Exercise description: Pictures in the records should not be copied, but every other part must be repeated exactly.

Data excerpts:
_ _ _ _

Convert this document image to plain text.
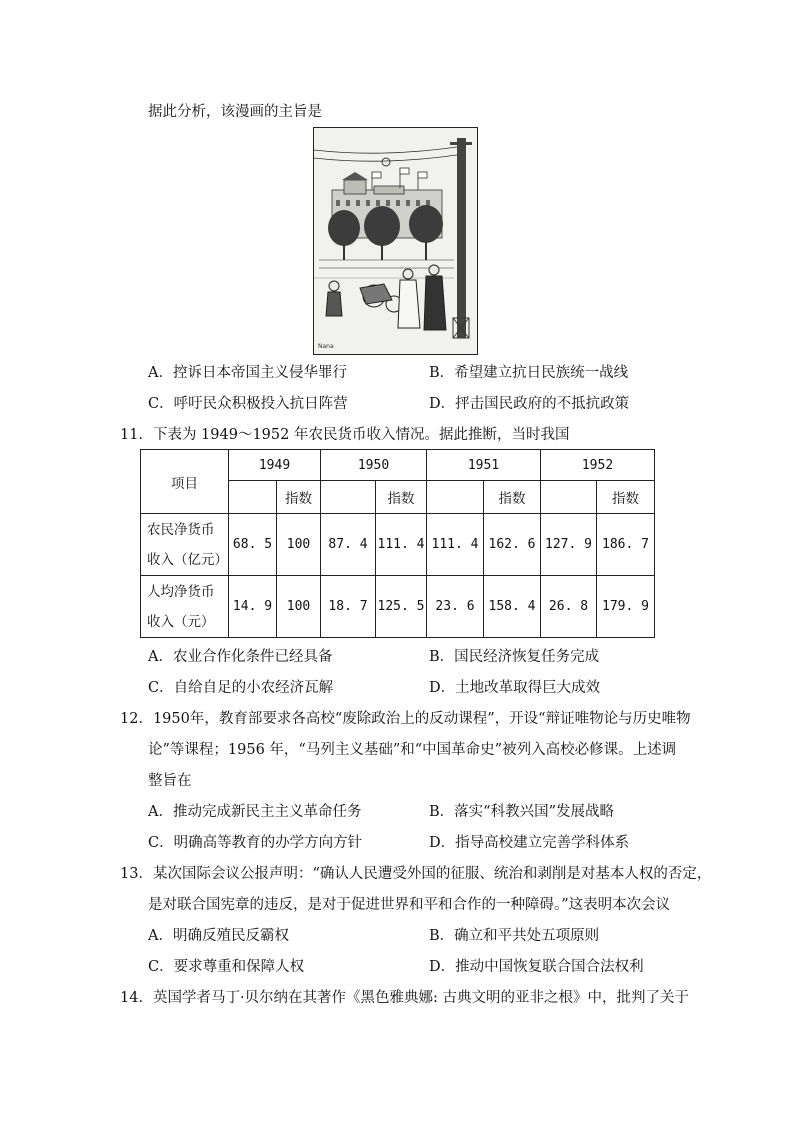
据此分析，该漫画的主旨是
Nana
A．控诉日本帝国主义侵华罪行	B．希望建立抗日民族统一战线
C．呼吁民众积极投入抗日阵营	D．抨击国民政府的不抵抗政策
11．下表为 1949～1952 年农民货币收入情况。据此推断，当时我国
项目	1949		1950		1951		1952	
		指数		指数		指数		指数

农民净货币
收入（亿元）	68. 5	100	87. 4	111. 4	111. 4	162. 6	127. 9	186. 7

人均净货币
收入（元）	14. 9	100	18. 7	125. 5	23. 6	158. 4	26. 8	179. 9
A．农业合作化条件已经具备	B．国民经济恢复任务完成
C．自给自足的小农经济瓦解	D．土地改革取得巨大成效
12．1950年，教育部要求各高校“废除政治上的反动课程”，开设“辩证唯物论与历史唯物
论”等课程；1956 年，“马列主义基础”和“中国革命史”被列入高校必修课。上述调
整旨在
A．推动完成新民主主义革命任务	B．落实“科教兴国”发展战略
C．明确高等教育的办学方向方针	D．指导高校建立完善学科体系
13．某次国际会议公报声明：“确认人民遭受外国的征服、统治和剥削是对基本人权的否定，
是对联合国宪章的违反，是对于促进世界和平和合作的一种障碍。”这表明本次会议
A．明确反殖民反霸权	B．确立和平共处五项原则
C．要求尊重和保障人权	D．推动中国恢复联合国合法权利
14．英国学者马丁·贝尔纳在其著作《黑色雅典娜: 古典文明的亚非之根》中，批判了关于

_ _ _ _

Exercise response:
Convert this document image to plain text.
据此分析，该漫画的主旨是
Nana
A．控诉日本帝国主义侵华罪行	B．希望建立抗日民族统一战线
C．呼吁民众积极投入抗日阵营	D．抨击国民政府的不抵抗政策
11．下表为 1949～1952 年农民货币收入情况。据此推断，当时我国
项目	1949		1950		1951		1952	
		指数		指数		指数		指数

农民净货币
收入（亿元）	68. 5	100	87. 4	111. 4	111. 4	162. 6	127. 9	186. 7

人均净货币
收入（元）	14. 9	100	18. 7	125. 5	23. 6	158. 4	26. 8	179. 9
A．农业合作化条件已经具备	B．国民经济恢复任务完成
C．自给自足的小农经济瓦解	D．土地改革取得巨大成效
12．1950年，教育部要求各高校“废除政治上的反动课程”，开设“辩证唯物论与历史唯物
论”等课程；1956 年，“马列主义基础”和“中国革命史”被列入高校必修课。上述调
整旨在
A．推动完成新民主主义革命任务	B．落实“科教兴国”发展战略
C．明确高等教育的办学方向方针	D．指导高校建立完善学科体系
13．某次国际会议公报声明：“确认人民遭受外国的征服、统治和剥削是对基本人权的否定，
是对联合国宪章的违反，是对于促进世界和平和合作的一种障碍。”这表明本次会议
A．明确反殖民反霸权	B．确立和平共处五项原则
C．要求尊重和保障人权	D．推动中国恢复联合国合法权利
14．英国学者马丁·贝尔纳在其著作《黑色雅典娜: 古典文明的亚非之根》中，批判了关于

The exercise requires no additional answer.